Instructions to follow: Below are some records; return each one exactly.

Dataset rows:

-----

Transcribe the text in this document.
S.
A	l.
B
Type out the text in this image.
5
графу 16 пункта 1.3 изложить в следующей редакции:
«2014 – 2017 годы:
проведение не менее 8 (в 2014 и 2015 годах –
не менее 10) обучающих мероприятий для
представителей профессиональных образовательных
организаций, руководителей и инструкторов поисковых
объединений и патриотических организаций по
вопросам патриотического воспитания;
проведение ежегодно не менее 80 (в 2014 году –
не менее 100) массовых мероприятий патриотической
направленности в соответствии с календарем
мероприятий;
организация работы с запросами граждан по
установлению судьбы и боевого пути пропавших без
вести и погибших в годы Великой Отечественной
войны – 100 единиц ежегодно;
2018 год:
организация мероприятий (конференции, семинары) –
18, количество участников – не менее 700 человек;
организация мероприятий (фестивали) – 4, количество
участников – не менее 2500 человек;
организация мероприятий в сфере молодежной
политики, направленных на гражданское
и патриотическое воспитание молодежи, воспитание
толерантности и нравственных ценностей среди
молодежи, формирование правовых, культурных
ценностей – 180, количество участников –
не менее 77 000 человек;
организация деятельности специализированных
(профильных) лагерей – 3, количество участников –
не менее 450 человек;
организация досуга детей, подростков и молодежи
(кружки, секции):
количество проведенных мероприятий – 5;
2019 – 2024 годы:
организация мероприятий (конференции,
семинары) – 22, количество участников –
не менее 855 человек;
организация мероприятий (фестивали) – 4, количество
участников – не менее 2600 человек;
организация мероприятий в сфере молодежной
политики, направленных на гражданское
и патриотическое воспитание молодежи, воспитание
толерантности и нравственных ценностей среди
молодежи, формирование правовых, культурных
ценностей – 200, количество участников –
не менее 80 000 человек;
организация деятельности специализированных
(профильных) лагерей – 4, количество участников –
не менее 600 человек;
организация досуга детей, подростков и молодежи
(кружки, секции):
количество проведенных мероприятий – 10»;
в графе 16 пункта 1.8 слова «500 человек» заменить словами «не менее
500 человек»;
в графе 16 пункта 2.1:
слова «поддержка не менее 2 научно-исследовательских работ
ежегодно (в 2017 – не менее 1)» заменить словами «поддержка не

-----

Answer for this exercise:
Transcribe the text in this document.
S.
A	l.
B
Type out the text in this image.
5
графу 16 пункта 1.3 изложить в следующей редакции:
«2014 – 2017 годы:
проведение не менее 8 (в 2014 и 2015 годах –
не менее 10) обучающих мероприятий для
представителей профессиональных образовательных
организаций, руководителей и инструкторов поисковых
объединений и патриотических организаций по
вопросам патриотического воспитания;
проведение ежегодно не менее 80 (в 2014 году –
не менее 100) массовых мероприятий патриотической
направленности в соответствии с календарем
мероприятий;
организация работы с запросами граждан по
установлению судьбы и боевого пути пропавших без
вести и погибших в годы Великой Отечественной
войны – 100 единиц ежегодно;
2018 год:
организация мероприятий (конференции, семинары) –
18, количество участников – не менее 700 человек;
организация мероприятий (фестивали) – 4, количество
участников – не менее 2500 человек;
организация мероприятий в сфере молодежной
политики, направленных на гражданское
и патриотическое воспитание молодежи, воспитание
толерантности и нравственных ценностей среди
молодежи, формирование правовых, культурных
ценностей – 180, количество участников –
не менее 77 000 человек;
организация деятельности специализированных
(профильных) лагерей – 3, количество участников –
не менее 450 человек;
организация досуга детей, подростков и молодежи
(кружки, секции):
количество проведенных мероприятий – 5;
2019 – 2024 годы:
организация мероприятий (конференции,
семинары) – 22, количество участников –
не менее 855 человек;
организация мероприятий (фестивали) – 4, количество
участников – не менее 2600 человек;
организация мероприятий в сфере молодежной
политики, направленных на гражданское
и патриотическое воспитание молодежи, воспитание
толерантности и нравственных ценностей среди
молодежи, формирование правовых, культурных
ценностей – 200, количество участников –
не менее 80 000 человек;
организация деятельности специализированных
(профильных) лагерей – 4, количество участников –
не менее 600 человек;
организация досуга детей, подростков и молодежи
(кружки, секции):
количество проведенных мероприятий – 10»;
в графе 16 пункта 1.8 слова «500 человек» заменить словами «не менее
500 человек»;
в графе 16 пункта 2.1:
слова «поддержка не менее 2 научно-исследовательских работ
ежегодно (в 2017 – не менее 1)» заменить словами «поддержка не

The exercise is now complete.